• **Exercise directions**: Can you turn the records from the line with "y-tick-label: 320 [135,183,155,195]" up to and including the line with "days-value: 360 [131,116,152,129]" into a JSON list of strings, one string per line, with blank lines left out?

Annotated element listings
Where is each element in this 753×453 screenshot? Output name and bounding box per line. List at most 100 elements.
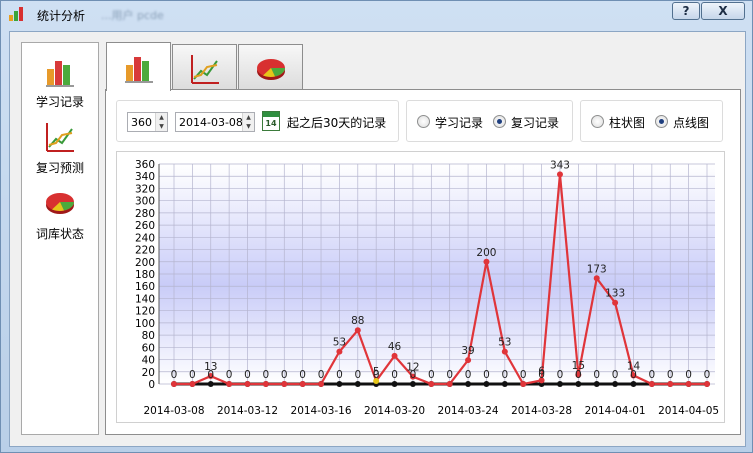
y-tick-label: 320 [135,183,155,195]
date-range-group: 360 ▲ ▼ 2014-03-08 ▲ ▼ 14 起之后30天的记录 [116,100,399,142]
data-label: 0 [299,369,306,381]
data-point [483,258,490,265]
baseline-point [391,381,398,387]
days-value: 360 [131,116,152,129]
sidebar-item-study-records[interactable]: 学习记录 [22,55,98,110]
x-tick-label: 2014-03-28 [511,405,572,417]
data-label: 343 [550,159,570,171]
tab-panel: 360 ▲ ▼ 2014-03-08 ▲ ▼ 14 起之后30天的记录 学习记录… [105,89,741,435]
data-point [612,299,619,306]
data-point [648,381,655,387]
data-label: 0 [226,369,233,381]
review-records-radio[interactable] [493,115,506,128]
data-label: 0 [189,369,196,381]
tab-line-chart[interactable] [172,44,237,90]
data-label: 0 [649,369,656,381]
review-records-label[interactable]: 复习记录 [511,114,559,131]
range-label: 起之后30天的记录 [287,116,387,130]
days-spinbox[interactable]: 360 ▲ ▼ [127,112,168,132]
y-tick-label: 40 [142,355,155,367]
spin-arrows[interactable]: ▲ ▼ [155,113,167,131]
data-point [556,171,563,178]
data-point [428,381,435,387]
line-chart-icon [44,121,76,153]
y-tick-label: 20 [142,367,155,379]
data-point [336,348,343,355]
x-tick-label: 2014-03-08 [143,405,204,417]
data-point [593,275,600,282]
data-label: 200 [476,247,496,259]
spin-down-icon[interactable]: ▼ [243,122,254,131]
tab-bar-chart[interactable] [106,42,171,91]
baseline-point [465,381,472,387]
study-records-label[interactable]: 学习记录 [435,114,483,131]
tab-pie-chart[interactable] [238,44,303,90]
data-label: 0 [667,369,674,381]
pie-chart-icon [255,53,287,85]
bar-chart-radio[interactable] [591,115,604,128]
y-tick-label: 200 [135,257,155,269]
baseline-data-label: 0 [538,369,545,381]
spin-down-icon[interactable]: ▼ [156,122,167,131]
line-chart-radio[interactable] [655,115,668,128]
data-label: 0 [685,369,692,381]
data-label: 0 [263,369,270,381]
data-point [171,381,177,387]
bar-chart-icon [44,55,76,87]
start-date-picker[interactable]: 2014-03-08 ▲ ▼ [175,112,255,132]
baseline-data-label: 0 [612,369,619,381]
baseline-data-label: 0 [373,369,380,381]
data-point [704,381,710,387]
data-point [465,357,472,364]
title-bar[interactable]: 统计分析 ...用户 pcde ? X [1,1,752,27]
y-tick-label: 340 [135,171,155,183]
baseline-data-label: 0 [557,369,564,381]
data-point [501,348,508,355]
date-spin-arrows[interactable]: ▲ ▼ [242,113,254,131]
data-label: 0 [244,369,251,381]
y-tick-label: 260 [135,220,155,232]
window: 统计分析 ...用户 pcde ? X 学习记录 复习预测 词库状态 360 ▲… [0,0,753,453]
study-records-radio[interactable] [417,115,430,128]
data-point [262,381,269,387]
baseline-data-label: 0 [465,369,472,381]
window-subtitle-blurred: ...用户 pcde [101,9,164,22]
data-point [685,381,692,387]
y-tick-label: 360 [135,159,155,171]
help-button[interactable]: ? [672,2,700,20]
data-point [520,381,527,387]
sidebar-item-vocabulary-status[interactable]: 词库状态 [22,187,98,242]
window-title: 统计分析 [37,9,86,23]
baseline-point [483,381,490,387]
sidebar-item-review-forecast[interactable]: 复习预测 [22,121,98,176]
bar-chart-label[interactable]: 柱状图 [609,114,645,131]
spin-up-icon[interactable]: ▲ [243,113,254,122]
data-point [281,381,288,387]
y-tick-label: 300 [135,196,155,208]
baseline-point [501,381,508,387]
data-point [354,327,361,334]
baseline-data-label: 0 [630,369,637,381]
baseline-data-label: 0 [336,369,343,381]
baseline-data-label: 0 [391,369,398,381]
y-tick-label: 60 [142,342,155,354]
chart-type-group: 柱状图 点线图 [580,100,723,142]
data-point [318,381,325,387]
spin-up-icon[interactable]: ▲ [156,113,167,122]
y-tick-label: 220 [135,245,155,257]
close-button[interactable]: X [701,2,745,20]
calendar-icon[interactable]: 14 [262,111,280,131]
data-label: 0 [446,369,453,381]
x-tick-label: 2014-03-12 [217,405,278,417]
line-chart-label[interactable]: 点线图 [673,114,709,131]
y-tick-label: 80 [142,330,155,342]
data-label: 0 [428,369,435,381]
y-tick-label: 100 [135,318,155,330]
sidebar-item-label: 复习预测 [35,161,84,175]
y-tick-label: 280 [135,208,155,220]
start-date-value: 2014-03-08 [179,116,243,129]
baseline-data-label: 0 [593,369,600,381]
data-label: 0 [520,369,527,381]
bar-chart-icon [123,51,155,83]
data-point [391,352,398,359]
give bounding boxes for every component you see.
---
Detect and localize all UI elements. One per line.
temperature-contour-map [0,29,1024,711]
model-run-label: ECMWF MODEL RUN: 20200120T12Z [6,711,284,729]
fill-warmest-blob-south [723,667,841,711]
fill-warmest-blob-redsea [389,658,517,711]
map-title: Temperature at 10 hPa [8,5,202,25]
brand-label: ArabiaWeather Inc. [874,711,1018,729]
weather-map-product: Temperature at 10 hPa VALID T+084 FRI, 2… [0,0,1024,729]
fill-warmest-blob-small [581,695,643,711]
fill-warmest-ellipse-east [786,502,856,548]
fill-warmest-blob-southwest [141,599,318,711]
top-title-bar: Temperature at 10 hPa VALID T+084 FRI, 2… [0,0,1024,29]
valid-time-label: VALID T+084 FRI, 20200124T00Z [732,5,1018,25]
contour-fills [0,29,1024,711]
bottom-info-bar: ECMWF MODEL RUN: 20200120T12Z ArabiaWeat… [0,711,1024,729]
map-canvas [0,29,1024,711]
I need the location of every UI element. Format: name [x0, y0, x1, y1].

• **Task solution**:
[
  "y-tick-label: 320 [135,183,155,195]",
  "date-range-group: 360 ▲ ▼ 2014-03-08 ▲ ▼ 14 起之后30天的记录 [116,100,399,142]",
  "data-label: 0 [299,369,306,381]",
  "data-point [483,258,490,265]",
  "baseline-point [391,381,398,387]",
  "days-value: 360 [131,116,152,129]"
]